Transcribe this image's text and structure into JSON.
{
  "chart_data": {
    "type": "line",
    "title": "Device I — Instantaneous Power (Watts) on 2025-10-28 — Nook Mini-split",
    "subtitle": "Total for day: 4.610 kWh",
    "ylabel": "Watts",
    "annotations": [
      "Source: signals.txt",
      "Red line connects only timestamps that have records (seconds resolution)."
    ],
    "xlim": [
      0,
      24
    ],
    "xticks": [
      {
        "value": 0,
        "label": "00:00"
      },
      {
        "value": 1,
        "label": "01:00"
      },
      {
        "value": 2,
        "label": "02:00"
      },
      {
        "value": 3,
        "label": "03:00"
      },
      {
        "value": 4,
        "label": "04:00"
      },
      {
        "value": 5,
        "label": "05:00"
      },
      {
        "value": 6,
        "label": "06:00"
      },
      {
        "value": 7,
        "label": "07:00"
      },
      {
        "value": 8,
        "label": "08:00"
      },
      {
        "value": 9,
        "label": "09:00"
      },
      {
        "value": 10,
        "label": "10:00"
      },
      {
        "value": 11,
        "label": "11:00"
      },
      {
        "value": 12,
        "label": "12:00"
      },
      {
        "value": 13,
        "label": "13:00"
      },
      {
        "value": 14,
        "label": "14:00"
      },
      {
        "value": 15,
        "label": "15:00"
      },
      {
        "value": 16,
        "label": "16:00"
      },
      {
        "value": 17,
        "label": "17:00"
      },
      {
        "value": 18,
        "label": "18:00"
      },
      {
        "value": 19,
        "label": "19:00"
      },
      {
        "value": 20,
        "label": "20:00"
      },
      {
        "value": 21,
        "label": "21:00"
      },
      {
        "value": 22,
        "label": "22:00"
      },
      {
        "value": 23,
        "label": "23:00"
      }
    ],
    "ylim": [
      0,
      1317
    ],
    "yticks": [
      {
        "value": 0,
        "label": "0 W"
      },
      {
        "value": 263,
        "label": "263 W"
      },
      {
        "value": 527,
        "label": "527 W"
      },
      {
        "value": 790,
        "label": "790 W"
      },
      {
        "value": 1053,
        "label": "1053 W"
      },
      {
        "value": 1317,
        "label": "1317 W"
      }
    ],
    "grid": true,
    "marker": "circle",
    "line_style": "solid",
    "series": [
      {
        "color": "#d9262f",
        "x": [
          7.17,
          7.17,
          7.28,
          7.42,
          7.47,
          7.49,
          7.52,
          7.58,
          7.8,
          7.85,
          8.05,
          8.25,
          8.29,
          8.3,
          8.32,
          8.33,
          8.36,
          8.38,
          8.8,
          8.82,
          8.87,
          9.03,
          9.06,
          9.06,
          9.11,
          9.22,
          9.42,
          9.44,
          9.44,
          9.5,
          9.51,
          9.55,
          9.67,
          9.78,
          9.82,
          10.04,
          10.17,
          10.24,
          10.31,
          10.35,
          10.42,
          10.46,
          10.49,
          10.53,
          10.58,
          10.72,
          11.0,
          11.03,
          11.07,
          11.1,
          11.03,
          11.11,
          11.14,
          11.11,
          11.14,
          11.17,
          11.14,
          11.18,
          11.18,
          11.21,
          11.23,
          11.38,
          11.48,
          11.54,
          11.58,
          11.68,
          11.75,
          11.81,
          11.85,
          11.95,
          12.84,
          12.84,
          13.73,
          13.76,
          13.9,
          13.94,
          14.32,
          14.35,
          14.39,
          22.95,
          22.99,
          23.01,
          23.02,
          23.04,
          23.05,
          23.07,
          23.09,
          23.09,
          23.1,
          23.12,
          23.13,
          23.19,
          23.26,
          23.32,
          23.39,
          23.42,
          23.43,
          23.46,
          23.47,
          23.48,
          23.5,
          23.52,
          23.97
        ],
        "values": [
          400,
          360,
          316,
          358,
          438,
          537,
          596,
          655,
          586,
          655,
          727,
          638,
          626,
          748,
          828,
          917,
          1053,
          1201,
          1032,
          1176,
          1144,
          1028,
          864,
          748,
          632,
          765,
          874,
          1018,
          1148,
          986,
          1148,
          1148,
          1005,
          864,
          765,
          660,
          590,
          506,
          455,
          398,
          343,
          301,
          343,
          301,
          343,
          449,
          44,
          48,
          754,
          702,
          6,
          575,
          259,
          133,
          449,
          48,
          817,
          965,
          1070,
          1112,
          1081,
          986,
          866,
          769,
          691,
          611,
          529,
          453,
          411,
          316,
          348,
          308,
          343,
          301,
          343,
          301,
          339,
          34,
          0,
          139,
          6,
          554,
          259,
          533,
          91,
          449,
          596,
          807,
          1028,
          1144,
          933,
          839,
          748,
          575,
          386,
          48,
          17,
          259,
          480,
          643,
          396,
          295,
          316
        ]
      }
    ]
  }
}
================
Track down every line holding the string "Watts" and copy it.

    "title": "Device I — Instantaneous Power (Watts) on 2025-10-28 — Nook Mini-split",
    "ylabel": "Watts",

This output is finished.